Stored data:
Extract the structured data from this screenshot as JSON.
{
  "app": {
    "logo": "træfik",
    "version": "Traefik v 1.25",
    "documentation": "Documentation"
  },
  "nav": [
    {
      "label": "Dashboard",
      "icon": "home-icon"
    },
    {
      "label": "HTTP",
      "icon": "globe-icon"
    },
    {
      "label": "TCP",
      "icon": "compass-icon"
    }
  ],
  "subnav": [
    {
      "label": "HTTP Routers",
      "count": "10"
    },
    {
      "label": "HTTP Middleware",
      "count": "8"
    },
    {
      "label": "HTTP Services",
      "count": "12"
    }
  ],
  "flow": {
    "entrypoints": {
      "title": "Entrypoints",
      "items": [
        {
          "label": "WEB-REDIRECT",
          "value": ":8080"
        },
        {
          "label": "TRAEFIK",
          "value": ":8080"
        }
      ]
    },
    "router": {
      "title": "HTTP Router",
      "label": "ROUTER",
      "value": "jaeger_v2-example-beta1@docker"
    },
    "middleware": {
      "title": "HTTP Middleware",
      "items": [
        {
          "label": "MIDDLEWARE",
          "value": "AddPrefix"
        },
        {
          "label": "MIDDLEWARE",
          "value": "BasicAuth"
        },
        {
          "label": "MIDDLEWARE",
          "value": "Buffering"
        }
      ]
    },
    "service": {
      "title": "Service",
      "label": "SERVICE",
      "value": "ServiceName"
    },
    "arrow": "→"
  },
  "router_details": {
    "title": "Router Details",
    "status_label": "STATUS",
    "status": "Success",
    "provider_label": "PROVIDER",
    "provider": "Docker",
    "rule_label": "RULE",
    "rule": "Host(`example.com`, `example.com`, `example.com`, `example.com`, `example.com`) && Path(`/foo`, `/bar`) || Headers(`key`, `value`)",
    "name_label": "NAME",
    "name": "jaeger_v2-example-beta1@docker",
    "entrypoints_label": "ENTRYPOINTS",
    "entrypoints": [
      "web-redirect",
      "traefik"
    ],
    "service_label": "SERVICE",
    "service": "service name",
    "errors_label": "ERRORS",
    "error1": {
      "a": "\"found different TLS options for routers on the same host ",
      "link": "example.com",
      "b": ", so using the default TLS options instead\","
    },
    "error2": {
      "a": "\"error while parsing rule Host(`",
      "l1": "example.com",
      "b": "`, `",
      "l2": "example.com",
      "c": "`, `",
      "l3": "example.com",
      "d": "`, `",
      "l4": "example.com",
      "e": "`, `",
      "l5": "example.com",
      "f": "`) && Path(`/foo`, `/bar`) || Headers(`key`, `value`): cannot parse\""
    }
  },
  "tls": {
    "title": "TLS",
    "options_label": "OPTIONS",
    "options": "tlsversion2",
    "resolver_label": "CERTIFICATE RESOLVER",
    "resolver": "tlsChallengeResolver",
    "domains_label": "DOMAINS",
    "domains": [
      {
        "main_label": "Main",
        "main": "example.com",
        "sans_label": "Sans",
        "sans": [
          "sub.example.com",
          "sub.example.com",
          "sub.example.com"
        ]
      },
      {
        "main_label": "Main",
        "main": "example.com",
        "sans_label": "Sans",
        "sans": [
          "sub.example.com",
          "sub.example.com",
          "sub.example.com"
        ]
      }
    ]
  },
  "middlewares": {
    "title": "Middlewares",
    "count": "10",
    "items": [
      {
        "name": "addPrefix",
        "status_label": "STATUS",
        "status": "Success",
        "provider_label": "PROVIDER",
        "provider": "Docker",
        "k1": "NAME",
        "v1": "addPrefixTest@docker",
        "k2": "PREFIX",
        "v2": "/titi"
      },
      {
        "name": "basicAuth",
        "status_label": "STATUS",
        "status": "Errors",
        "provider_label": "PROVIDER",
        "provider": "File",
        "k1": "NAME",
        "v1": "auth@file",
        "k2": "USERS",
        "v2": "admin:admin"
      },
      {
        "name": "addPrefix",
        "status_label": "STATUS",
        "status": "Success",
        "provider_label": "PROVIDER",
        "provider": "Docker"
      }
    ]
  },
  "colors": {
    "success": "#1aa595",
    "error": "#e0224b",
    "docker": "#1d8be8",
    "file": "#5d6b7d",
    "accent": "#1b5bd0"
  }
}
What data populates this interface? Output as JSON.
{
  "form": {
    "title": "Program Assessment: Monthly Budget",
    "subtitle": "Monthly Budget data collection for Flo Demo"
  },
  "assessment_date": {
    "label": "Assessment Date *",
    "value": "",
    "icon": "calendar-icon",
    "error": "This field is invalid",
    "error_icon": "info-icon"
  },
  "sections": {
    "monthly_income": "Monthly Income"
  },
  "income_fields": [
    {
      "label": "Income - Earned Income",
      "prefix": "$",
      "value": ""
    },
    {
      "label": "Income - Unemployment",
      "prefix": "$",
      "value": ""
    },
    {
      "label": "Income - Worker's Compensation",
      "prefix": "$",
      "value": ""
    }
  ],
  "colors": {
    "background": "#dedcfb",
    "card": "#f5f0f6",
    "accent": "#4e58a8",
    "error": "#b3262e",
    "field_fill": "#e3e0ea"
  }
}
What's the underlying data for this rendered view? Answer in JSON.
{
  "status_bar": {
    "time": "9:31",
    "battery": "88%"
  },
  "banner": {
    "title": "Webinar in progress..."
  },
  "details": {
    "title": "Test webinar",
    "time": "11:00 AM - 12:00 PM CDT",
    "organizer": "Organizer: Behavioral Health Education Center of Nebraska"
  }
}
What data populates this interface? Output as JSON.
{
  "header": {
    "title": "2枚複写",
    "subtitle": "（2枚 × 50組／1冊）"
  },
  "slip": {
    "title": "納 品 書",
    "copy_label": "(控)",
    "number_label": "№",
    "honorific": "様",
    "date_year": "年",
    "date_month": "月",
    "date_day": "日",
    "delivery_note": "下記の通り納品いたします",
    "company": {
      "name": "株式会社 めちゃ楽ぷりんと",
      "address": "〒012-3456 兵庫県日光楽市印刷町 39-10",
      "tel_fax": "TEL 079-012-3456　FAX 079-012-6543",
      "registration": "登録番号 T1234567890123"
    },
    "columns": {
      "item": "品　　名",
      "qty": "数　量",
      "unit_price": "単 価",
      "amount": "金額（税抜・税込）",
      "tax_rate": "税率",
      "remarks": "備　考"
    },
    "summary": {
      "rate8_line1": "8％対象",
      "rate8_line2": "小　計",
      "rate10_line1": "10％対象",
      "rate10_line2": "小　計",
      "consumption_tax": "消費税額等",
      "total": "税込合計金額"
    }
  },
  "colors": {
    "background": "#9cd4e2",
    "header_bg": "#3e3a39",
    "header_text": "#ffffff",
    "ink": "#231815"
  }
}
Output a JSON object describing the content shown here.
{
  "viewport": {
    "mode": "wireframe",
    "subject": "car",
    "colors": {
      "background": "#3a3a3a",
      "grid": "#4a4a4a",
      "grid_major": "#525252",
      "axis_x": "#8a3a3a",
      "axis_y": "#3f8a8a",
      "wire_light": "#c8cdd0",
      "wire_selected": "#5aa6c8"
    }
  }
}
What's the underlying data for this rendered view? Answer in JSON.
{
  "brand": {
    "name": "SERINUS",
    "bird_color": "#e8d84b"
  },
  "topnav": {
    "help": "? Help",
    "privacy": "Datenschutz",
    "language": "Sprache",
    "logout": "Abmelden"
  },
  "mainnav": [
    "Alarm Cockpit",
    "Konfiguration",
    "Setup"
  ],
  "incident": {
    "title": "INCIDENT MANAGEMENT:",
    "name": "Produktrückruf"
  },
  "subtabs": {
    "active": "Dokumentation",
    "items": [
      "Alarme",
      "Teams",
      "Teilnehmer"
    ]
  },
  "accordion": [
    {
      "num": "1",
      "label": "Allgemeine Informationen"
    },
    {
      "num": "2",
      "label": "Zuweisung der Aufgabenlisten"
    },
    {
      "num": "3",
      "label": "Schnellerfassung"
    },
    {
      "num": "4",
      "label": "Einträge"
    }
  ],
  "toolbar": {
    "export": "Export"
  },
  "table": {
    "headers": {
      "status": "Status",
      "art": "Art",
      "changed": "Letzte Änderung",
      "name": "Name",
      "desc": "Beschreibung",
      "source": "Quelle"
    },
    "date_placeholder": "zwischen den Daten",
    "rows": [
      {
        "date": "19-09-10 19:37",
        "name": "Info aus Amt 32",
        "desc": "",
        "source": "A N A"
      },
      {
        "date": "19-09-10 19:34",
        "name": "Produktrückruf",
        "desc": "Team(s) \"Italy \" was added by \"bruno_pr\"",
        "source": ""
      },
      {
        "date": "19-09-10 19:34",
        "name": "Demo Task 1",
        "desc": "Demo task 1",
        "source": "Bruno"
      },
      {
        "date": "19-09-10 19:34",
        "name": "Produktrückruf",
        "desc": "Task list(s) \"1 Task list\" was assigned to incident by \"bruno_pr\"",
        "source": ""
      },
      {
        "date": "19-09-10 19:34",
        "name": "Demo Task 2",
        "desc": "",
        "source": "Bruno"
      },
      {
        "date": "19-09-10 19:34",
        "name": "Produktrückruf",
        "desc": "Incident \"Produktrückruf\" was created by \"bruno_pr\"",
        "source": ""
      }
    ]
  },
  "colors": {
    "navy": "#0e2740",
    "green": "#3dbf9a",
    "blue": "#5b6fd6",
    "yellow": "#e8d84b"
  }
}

§ **WRITTEN PROBLEM**: Using the data above, copy each line that contains "HTTP".

§ **RESPONSE BELOW**:
      "label": "HTTP",
      "label": "HTTP Routers",
      "label": "HTTP Middleware",
      "label": "HTTP Services",
      "title": "HTTP Router",
      "title": "HTTP Middleware",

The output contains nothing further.